[Listed entries — start]

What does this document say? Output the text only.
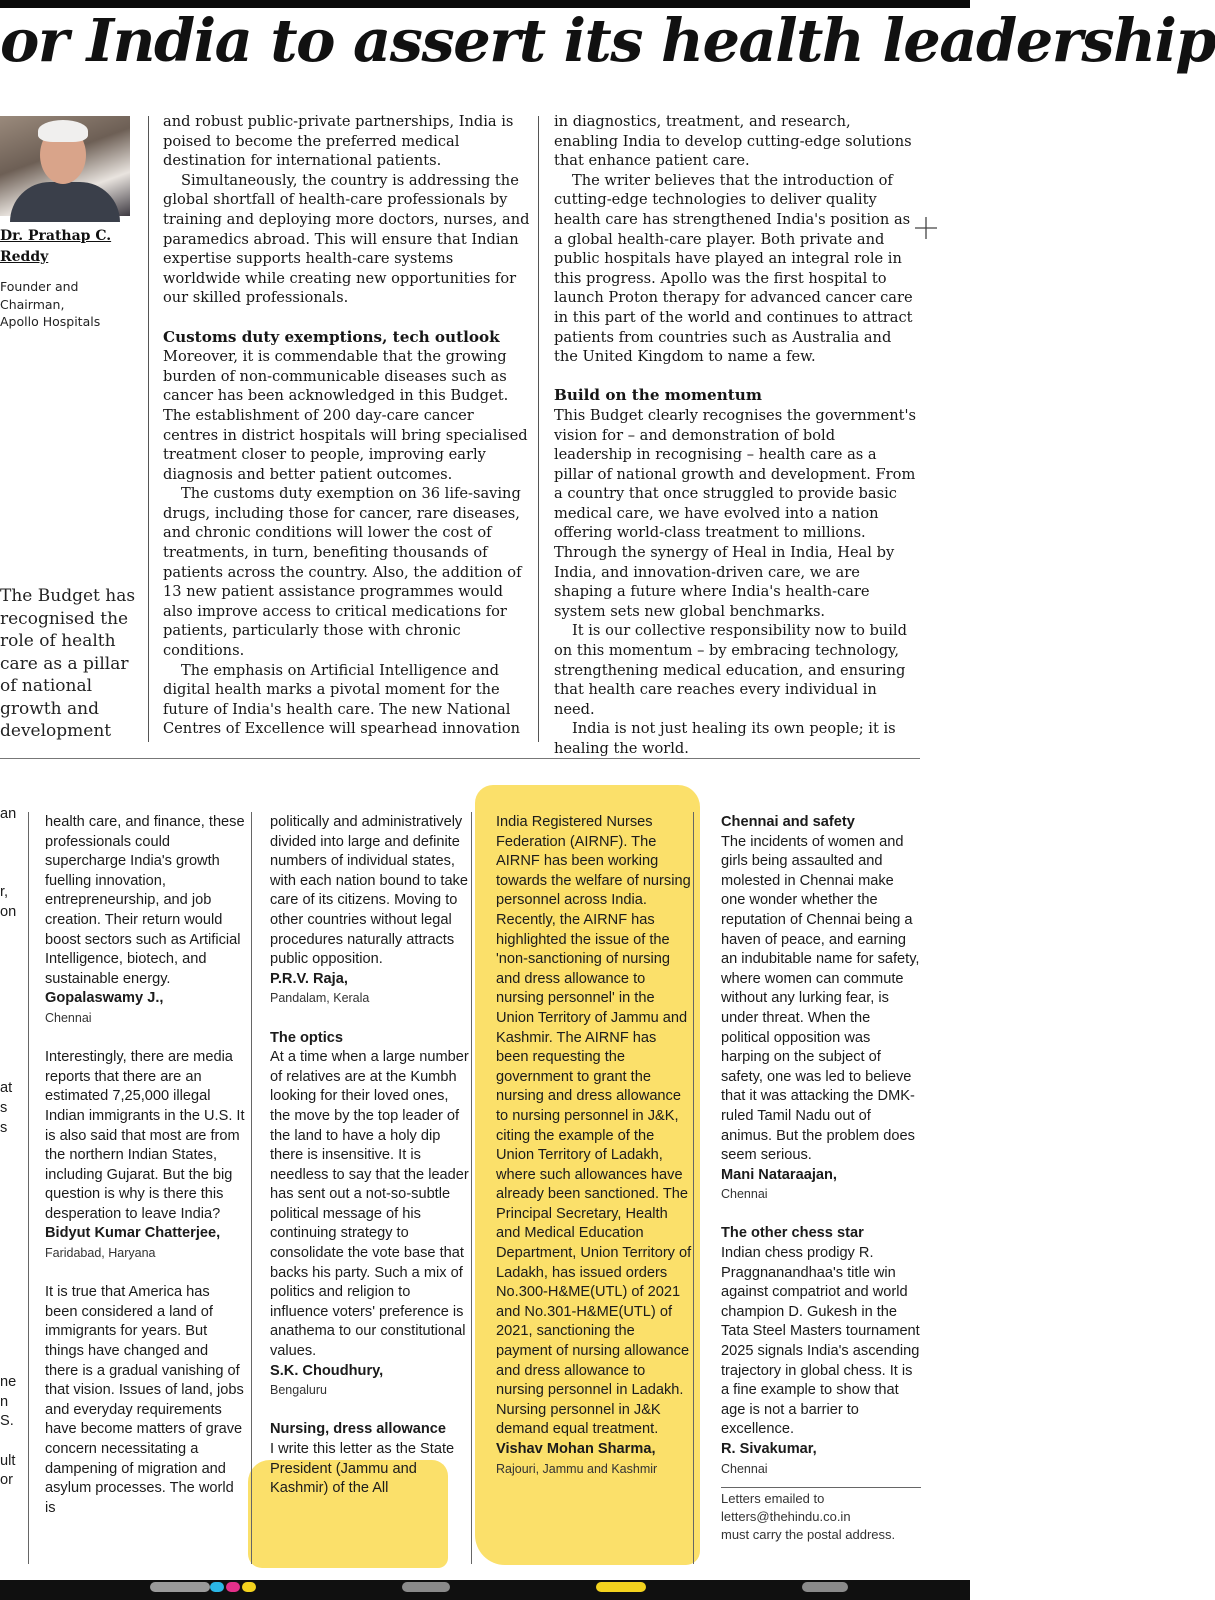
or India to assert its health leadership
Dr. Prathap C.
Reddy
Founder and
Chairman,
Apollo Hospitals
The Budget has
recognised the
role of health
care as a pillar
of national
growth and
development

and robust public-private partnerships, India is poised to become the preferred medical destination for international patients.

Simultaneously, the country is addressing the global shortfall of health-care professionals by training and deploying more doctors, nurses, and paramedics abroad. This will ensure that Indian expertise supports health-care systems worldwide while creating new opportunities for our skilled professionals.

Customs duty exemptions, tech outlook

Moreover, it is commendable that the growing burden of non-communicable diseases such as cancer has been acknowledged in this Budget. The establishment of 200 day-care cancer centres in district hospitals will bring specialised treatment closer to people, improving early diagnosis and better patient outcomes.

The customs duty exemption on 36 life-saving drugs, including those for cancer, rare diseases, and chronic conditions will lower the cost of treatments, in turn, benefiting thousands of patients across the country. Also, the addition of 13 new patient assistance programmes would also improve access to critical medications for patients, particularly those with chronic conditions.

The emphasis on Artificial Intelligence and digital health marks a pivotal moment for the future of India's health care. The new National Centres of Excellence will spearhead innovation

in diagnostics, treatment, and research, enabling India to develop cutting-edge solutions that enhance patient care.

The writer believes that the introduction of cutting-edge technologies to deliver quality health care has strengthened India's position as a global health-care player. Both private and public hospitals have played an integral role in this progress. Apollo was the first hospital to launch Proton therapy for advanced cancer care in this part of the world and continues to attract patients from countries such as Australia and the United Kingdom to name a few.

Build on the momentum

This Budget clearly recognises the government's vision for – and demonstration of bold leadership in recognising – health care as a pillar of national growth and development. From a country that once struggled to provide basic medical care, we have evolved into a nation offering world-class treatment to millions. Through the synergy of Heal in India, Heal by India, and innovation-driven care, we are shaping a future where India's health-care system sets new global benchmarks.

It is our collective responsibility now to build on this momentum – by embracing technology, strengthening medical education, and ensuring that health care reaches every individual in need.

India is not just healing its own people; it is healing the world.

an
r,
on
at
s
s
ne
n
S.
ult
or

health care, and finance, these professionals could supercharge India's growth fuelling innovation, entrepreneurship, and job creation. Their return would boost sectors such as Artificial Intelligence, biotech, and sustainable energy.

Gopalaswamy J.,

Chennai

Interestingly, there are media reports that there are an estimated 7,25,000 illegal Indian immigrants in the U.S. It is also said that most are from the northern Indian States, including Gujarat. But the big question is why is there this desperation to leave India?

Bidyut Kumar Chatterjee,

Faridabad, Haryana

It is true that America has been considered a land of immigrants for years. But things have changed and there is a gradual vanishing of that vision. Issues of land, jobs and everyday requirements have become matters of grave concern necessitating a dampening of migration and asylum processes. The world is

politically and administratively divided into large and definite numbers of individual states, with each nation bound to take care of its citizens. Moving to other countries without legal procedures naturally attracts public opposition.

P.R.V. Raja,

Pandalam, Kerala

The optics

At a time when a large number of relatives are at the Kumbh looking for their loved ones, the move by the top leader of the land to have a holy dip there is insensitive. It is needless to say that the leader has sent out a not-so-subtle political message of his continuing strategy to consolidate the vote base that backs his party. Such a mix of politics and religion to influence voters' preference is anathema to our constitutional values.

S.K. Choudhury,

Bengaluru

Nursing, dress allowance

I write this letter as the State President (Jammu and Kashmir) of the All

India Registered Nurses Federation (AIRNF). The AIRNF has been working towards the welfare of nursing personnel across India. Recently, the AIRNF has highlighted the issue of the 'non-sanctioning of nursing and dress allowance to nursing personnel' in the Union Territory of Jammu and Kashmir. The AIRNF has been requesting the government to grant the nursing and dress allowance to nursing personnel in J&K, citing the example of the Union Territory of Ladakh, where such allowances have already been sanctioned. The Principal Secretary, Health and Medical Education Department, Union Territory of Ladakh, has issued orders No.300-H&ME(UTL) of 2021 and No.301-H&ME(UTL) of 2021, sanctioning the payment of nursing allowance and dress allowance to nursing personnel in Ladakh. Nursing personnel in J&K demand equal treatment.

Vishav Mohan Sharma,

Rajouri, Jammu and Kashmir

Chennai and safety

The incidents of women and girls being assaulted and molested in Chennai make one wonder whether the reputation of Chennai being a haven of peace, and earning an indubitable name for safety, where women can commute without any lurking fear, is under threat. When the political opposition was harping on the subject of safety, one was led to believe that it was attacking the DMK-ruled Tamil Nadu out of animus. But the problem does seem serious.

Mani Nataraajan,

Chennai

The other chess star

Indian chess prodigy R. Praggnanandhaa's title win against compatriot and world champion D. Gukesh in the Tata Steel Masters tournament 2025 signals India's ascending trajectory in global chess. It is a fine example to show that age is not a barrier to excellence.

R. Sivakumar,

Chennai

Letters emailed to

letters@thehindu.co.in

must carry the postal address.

[Listed entries — finish]
[Listed entries — start]

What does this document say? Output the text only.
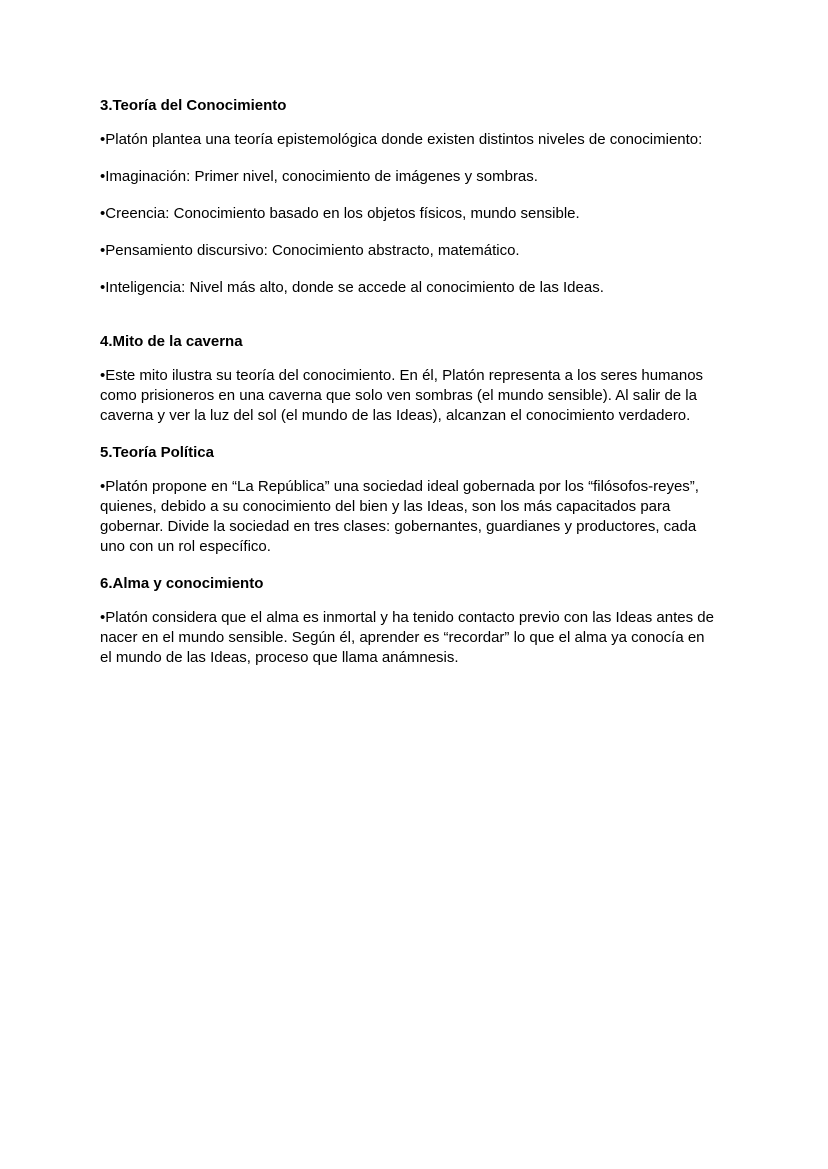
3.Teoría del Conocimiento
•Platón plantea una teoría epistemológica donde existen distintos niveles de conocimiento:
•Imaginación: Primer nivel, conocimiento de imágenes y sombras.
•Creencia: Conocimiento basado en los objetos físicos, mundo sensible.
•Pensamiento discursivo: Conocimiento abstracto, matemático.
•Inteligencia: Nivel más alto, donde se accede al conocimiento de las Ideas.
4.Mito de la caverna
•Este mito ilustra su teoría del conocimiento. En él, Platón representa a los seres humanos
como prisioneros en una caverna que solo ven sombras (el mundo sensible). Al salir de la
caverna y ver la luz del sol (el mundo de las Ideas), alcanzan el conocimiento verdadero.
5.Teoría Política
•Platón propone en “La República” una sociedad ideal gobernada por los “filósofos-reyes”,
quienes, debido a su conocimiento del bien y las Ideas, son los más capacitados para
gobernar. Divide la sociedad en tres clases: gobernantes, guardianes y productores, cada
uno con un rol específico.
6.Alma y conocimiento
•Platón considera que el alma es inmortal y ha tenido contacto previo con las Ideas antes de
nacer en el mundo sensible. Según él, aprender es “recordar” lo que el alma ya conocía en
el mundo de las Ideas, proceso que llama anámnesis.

[Listed entries — finish]

The lines above that hold the word "would" should be found and copied out.

The customs duty exemption on 36 life-saving drugs, including those for cancer, rare diseases, and chronic conditions will lower the cost of treatments, in turn, benefiting thousands of patients across the country. Also, the addition of 13 new patient assistance programmes would also improve access to critical medications for patients, particularly those with chronic conditions.
health care, and finance, these professionals could supercharge India's growth fuelling innovation, entrepreneurship, and job creation. Their return would boost sectors such as Artificial Intelligence, biotech, and sustainable energy.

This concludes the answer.